Tally every line featuring "rear", then give that tally alone.
•••••
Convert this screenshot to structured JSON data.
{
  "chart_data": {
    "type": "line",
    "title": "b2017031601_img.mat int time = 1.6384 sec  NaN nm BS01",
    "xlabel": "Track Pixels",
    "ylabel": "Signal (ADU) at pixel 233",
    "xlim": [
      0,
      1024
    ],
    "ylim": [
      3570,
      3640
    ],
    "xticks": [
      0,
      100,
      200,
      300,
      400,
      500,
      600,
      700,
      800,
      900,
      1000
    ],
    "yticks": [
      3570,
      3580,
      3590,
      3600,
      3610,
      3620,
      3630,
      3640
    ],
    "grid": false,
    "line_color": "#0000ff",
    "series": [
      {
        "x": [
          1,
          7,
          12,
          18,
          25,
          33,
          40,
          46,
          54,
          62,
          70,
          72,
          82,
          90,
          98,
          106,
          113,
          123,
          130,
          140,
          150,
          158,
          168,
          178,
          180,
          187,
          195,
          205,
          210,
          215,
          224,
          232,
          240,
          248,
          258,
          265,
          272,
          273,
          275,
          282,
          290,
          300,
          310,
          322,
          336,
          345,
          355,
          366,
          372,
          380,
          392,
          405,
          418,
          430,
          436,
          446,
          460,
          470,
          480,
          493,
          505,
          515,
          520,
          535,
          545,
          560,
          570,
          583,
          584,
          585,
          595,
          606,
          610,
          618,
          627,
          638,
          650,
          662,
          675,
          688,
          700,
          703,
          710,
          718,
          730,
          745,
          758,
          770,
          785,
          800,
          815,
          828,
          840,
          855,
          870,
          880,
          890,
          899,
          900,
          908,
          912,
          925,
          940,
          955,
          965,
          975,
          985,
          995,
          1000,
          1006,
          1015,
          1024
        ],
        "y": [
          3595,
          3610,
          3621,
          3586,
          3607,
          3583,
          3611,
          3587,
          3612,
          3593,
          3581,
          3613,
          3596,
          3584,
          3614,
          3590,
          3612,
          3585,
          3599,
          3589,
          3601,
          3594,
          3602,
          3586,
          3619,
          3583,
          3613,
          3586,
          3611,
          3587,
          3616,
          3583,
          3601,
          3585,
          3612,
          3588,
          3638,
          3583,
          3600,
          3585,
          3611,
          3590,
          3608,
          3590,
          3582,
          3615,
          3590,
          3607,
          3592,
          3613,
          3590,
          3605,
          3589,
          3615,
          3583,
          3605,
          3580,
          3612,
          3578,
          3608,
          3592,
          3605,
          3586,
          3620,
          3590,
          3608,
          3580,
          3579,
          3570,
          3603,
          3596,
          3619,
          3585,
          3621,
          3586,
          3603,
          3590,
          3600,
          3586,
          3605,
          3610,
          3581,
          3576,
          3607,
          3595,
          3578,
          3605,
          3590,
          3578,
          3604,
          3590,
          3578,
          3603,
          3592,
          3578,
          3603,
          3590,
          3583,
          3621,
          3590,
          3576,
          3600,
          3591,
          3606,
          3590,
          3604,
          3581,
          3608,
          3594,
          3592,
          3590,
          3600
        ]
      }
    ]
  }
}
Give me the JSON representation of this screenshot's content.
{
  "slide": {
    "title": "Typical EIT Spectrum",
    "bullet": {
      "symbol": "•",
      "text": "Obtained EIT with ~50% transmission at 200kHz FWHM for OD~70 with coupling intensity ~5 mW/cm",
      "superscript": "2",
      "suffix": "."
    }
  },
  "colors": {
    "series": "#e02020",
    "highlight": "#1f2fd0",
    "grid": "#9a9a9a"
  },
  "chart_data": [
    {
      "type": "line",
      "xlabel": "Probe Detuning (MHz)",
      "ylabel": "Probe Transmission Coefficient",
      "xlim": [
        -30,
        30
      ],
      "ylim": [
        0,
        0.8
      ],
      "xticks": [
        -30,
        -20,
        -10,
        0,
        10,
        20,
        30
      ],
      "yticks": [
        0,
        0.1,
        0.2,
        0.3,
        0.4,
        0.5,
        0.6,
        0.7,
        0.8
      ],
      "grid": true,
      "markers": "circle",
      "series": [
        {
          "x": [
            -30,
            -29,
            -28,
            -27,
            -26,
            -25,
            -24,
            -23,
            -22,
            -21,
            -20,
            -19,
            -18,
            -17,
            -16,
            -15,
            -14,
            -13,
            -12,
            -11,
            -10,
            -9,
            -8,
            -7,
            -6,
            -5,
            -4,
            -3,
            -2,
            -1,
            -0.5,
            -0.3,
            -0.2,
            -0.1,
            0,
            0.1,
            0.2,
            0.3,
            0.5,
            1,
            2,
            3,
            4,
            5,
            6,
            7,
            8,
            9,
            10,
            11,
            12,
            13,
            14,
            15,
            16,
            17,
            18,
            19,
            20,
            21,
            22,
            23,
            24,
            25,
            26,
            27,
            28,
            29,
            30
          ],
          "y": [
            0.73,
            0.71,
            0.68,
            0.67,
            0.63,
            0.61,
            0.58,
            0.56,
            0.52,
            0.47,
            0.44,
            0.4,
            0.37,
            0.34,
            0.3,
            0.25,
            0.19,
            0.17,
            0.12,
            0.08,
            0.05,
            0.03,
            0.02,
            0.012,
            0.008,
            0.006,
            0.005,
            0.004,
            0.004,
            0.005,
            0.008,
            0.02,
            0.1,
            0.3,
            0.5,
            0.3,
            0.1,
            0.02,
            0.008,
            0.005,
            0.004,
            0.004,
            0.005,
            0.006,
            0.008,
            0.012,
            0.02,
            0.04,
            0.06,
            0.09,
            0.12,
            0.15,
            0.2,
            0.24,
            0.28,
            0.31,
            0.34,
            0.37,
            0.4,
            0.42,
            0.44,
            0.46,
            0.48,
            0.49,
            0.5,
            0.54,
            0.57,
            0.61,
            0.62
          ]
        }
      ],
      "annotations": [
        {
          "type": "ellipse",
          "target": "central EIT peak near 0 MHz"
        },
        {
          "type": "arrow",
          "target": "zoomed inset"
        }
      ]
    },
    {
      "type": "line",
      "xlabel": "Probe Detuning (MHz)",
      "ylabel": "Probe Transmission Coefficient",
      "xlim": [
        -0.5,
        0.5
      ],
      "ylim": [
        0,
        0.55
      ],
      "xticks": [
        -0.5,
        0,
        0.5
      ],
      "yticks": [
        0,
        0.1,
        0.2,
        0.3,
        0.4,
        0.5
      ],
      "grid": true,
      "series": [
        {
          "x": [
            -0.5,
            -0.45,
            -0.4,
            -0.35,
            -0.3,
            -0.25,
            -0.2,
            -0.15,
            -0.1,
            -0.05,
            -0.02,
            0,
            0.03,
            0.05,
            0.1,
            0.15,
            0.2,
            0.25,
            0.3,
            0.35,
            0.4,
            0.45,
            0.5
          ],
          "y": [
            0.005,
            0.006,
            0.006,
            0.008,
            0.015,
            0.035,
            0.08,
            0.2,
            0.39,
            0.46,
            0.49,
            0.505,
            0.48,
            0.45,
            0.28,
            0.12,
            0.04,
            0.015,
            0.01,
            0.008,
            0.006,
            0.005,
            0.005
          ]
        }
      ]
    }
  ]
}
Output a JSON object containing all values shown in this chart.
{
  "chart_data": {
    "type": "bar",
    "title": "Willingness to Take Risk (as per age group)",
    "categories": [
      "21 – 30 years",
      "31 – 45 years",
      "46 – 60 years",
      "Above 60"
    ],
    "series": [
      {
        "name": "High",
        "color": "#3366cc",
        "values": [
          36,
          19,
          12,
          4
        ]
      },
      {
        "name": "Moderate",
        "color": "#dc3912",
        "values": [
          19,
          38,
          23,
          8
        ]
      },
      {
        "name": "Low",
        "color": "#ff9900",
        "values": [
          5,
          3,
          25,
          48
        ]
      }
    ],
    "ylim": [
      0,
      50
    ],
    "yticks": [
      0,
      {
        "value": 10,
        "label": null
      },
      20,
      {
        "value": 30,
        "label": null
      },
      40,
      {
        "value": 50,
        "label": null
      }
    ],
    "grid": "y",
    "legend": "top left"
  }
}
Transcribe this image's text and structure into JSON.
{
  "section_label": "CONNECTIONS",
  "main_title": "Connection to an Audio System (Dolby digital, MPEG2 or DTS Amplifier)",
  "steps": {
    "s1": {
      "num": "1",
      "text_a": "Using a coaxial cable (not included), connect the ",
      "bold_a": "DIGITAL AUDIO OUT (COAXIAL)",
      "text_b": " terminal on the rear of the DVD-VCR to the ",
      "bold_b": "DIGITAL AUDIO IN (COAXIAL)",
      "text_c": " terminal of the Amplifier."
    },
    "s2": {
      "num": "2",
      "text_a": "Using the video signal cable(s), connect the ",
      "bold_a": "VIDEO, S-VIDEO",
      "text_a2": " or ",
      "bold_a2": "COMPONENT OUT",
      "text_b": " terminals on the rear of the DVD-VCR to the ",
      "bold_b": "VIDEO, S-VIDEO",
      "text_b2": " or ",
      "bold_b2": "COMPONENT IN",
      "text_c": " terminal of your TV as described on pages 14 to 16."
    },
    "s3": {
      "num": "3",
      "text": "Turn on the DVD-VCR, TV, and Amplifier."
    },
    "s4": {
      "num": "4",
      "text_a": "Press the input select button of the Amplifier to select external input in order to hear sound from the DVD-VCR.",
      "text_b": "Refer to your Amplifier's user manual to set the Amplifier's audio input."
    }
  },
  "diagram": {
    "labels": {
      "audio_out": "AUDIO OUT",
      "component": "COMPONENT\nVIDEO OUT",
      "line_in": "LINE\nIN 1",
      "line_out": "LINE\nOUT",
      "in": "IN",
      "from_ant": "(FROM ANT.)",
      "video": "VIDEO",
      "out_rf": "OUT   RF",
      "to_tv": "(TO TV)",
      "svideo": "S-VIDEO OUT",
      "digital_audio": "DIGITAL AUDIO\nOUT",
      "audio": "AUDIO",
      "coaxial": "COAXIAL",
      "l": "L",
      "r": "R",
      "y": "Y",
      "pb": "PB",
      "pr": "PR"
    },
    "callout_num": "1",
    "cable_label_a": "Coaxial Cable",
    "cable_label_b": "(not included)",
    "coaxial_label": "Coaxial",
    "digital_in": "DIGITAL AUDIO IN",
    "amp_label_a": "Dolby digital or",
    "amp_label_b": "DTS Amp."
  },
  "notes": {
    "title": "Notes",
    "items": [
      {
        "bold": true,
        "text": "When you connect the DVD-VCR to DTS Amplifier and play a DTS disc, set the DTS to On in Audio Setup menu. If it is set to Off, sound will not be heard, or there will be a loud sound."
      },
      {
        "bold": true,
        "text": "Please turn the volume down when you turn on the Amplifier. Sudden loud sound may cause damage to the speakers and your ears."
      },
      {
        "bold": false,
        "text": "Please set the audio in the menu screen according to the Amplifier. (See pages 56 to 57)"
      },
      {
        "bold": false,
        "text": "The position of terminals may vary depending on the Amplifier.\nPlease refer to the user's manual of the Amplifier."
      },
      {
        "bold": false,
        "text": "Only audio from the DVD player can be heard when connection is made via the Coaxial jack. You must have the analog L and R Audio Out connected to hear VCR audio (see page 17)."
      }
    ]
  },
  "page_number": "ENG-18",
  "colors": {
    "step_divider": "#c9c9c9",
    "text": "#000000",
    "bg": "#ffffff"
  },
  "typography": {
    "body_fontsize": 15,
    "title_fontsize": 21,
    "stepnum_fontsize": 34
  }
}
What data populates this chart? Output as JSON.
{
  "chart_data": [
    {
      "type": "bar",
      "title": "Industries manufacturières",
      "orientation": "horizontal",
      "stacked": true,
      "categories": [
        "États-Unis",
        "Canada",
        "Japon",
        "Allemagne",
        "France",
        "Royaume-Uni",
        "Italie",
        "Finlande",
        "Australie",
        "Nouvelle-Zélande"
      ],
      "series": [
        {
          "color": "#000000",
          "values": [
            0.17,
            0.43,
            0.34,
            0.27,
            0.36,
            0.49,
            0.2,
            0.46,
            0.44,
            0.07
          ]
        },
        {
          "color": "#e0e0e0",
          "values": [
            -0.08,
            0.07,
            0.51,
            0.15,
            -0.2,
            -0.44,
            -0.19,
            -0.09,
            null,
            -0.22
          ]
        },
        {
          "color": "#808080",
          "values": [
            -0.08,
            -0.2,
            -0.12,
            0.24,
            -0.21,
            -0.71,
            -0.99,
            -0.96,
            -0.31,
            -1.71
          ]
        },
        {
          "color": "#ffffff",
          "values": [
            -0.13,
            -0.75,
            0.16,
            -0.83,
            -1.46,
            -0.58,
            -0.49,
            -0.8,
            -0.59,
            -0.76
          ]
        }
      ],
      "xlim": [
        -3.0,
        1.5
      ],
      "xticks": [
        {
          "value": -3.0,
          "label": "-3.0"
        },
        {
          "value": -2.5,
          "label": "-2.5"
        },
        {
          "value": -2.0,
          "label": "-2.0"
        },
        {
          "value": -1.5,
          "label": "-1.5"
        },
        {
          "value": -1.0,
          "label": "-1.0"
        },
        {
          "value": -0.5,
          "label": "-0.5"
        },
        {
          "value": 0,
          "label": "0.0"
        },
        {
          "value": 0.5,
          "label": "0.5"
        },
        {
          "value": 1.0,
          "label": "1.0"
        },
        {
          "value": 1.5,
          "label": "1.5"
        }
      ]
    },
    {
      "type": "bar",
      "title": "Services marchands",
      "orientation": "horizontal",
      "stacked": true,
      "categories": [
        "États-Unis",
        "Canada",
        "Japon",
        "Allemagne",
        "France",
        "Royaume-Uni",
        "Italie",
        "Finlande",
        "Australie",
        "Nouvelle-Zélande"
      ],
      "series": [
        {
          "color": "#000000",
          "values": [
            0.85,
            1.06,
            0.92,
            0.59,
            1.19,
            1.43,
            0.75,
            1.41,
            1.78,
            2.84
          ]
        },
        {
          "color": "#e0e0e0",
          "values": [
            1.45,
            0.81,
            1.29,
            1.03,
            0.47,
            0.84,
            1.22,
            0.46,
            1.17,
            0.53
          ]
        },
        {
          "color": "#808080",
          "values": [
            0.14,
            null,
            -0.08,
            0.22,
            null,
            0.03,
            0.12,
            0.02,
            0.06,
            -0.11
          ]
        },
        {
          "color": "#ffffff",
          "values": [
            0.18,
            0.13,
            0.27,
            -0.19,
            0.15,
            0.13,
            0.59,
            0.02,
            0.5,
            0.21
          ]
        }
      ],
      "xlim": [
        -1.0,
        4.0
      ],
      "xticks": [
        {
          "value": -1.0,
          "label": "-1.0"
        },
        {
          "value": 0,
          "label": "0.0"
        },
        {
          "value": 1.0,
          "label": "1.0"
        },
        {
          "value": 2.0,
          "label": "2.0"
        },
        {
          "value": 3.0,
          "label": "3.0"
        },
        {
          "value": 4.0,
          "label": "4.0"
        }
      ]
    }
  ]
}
•••••
OUTPUT: 2